Gather all lines in the data that hold the string "across".
────
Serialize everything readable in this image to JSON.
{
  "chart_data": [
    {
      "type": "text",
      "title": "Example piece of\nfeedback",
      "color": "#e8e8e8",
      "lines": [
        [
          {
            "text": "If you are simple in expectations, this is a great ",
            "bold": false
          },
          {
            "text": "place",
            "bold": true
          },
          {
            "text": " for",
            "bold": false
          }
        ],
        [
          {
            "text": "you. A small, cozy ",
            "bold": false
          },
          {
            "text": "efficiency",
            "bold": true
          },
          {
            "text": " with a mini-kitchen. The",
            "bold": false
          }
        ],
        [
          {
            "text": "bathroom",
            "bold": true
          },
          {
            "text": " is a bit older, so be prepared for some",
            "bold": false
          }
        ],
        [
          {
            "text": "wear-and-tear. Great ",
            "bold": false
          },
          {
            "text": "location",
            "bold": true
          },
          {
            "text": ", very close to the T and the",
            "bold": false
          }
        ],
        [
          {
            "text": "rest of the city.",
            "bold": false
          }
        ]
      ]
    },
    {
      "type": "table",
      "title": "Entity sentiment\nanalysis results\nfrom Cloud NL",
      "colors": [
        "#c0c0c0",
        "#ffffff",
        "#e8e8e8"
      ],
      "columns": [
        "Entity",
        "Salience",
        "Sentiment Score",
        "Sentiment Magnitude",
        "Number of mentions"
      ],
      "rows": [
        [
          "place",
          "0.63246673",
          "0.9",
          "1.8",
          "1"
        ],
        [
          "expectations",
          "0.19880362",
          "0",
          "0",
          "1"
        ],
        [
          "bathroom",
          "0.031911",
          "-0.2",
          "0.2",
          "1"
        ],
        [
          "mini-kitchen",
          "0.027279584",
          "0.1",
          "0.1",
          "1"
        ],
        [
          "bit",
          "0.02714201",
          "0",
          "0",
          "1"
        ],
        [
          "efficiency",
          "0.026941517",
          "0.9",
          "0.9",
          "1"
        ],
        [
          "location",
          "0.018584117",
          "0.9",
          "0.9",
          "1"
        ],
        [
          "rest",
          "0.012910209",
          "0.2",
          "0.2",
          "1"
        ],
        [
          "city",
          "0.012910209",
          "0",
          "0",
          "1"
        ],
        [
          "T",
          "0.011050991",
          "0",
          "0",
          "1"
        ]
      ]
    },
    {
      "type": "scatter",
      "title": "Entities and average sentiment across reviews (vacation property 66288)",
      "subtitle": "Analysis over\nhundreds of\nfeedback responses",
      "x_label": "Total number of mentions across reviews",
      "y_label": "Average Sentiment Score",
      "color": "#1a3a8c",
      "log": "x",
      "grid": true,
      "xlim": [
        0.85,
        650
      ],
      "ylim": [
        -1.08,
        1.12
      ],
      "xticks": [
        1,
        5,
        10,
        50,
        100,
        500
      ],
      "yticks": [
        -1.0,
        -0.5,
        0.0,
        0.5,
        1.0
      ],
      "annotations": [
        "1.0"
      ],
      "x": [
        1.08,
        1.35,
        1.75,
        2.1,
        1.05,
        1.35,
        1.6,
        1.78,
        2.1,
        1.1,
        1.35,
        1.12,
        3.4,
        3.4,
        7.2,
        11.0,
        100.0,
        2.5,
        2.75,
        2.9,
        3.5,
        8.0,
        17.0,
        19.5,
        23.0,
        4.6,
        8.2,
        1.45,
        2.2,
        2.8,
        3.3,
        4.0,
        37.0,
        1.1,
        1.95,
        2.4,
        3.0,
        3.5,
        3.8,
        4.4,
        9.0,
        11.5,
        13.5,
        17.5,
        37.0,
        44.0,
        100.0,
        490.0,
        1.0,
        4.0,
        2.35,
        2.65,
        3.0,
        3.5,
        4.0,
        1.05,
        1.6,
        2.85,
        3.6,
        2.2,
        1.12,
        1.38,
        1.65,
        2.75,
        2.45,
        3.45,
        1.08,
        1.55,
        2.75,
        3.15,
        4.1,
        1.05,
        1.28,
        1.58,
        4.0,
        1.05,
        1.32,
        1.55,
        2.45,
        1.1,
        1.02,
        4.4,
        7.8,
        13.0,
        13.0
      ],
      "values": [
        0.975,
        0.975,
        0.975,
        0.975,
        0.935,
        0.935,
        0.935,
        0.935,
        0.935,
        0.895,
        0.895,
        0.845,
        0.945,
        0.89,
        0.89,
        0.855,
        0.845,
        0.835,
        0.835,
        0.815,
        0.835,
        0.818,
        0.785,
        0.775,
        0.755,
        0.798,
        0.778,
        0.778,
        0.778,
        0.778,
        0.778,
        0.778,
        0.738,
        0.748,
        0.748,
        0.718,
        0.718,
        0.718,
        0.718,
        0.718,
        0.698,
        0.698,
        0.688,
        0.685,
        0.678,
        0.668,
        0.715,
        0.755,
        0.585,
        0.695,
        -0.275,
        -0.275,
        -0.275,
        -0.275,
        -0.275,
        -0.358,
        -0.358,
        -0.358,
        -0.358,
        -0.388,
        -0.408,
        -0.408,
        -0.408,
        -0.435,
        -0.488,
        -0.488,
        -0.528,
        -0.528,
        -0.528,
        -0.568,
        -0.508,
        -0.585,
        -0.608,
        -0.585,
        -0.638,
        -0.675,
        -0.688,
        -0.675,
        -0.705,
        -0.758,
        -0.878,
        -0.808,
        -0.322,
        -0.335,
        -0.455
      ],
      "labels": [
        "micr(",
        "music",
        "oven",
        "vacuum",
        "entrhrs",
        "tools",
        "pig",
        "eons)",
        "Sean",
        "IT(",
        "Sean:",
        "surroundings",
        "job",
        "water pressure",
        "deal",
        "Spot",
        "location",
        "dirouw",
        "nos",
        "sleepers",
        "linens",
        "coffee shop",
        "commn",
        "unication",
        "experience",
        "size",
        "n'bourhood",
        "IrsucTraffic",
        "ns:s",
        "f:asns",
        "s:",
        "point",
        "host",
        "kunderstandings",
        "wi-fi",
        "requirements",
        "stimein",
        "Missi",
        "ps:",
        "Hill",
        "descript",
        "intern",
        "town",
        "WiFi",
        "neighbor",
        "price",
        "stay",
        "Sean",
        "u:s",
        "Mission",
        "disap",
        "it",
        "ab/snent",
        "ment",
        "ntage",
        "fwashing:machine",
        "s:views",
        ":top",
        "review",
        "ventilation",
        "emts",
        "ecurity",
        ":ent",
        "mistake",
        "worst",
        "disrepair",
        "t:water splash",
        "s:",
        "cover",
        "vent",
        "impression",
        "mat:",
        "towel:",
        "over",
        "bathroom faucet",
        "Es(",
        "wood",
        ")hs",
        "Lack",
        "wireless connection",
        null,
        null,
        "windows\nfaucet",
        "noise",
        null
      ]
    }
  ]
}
────
#### Written answer:
      "title": "Entities and average sentiment across reviews (vacation property 66288)",
      "x_label": "Total number of mentions across reviews",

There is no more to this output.